The entries should be written out again exactly as they read.

- [Excerpted records]
--*--

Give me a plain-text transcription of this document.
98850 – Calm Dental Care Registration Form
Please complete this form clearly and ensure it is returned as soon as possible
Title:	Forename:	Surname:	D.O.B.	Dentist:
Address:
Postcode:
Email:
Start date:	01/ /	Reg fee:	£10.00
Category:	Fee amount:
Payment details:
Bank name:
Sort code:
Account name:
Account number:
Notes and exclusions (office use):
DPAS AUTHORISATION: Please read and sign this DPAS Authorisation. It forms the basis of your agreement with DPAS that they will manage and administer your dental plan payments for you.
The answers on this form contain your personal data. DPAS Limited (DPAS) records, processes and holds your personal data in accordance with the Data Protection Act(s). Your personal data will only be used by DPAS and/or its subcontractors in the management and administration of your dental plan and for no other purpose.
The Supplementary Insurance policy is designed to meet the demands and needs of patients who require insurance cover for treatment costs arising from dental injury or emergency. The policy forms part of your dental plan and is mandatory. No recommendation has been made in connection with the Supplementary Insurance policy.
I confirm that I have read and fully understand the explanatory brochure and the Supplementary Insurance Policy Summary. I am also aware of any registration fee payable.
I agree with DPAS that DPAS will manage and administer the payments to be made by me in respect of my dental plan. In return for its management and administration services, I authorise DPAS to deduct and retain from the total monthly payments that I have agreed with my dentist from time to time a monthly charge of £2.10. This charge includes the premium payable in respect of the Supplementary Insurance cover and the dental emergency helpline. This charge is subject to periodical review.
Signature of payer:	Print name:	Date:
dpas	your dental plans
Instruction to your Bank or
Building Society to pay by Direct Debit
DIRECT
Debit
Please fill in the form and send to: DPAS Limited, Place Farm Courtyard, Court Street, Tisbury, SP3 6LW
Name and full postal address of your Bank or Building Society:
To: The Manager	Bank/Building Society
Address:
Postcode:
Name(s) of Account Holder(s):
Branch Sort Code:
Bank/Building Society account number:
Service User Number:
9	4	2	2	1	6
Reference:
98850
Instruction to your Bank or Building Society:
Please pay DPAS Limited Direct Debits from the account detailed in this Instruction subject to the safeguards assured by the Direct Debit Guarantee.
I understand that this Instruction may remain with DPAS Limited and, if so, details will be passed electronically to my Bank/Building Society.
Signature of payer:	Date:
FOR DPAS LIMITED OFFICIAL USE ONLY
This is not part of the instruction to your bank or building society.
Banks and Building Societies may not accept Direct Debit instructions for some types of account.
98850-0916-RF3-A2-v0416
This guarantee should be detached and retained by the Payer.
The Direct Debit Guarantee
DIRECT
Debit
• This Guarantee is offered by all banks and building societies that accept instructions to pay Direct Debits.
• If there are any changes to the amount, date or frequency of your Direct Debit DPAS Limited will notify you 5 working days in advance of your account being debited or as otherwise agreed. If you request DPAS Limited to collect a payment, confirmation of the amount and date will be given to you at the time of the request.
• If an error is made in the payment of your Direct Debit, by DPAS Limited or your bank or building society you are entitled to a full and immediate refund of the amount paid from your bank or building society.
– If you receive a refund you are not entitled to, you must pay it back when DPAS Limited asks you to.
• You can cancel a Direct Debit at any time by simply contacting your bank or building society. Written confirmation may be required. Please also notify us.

--*--

- [The completed task]
Give me a plain-text transcription of this document.
98850 – Calm Dental Care Registration Form
Please complete this form clearly and ensure it is returned as soon as possible
Title:	Forename:	Surname:	D.O.B.	Dentist:
Address:
Postcode:
Email:
Start date:	01/ /	Reg fee:	£10.00
Category:	Fee amount:
Payment details:
Bank name:
Sort code:
Account name:
Account number:
Notes and exclusions (office use):
DPAS AUTHORISATION: Please read and sign this DPAS Authorisation. It forms the basis of your agreement with DPAS that they will manage and administer your dental plan payments for you.
The answers on this form contain your personal data. DPAS Limited (DPAS) records, processes and holds your personal data in accordance with the Data Protection Act(s). Your personal data will only be used by DPAS and/or its subcontractors in the management and administration of your dental plan and for no other purpose.
The Supplementary Insurance policy is designed to meet the demands and needs of patients who require insurance cover for treatment costs arising from dental injury or emergency. The policy forms part of your dental plan and is mandatory. No recommendation has been made in connection with the Supplementary Insurance policy.
I confirm that I have read and fully understand the explanatory brochure and the Supplementary Insurance Policy Summary. I am also aware of any registration fee payable.
I agree with DPAS that DPAS will manage and administer the payments to be made by me in respect of my dental plan. In return for its management and administration services, I authorise DPAS to deduct and retain from the total monthly payments that I have agreed with my dentist from time to time a monthly charge of £2.10. This charge includes the premium payable in respect of the Supplementary Insurance cover and the dental emergency helpline. This charge is subject to periodical review.
Signature of payer:	Print name:	Date:
dpas	your dental plans
Instruction to your Bank or
Building Society to pay by Direct Debit
DIRECT
Debit
Please fill in the form and send to: DPAS Limited, Place Farm Courtyard, Court Street, Tisbury, SP3 6LW
Name and full postal address of your Bank or Building Society:
To: The Manager	Bank/Building Society
Address:
Postcode:
Name(s) of Account Holder(s):
Branch Sort Code:
Bank/Building Society account number:
Service User Number:
9	4	2	2	1	6
Reference:
98850
Instruction to your Bank or Building Society:
Please pay DPAS Limited Direct Debits from the account detailed in this Instruction subject to the safeguards assured by the Direct Debit Guarantee.
I understand that this Instruction may remain with DPAS Limited and, if so, details will be passed electronically to my Bank/Building Society.
Signature of payer:	Date:
FOR DPAS LIMITED OFFICIAL USE ONLY
This is not part of the instruction to your bank or building society.
Banks and Building Societies may not accept Direct Debit instructions for some types of account.
98850-0916-RF3-A2-v0416
This guarantee should be detached and retained by the Payer.
The Direct Debit Guarantee
DIRECT
Debit
• This Guarantee is offered by all banks and building societies that accept instructions to pay Direct Debits.
• If there are any changes to the amount, date or frequency of your Direct Debit DPAS Limited will notify you 5 working days in advance of your account being debited or as otherwise agreed. If you request DPAS Limited to collect a payment, confirmation of the amount and date will be given to you at the time of the request.
• If an error is made in the payment of your Direct Debit, by DPAS Limited or your bank or building society you are entitled to a full and immediate refund of the amount paid from your bank or building society.
– If you receive a refund you are not entitled to, you must pay it back when DPAS Limited asks you to.
• You can cancel a Direct Debit at any time by simply contacting your bank or building society. Written confirmation may be required. Please also notify us.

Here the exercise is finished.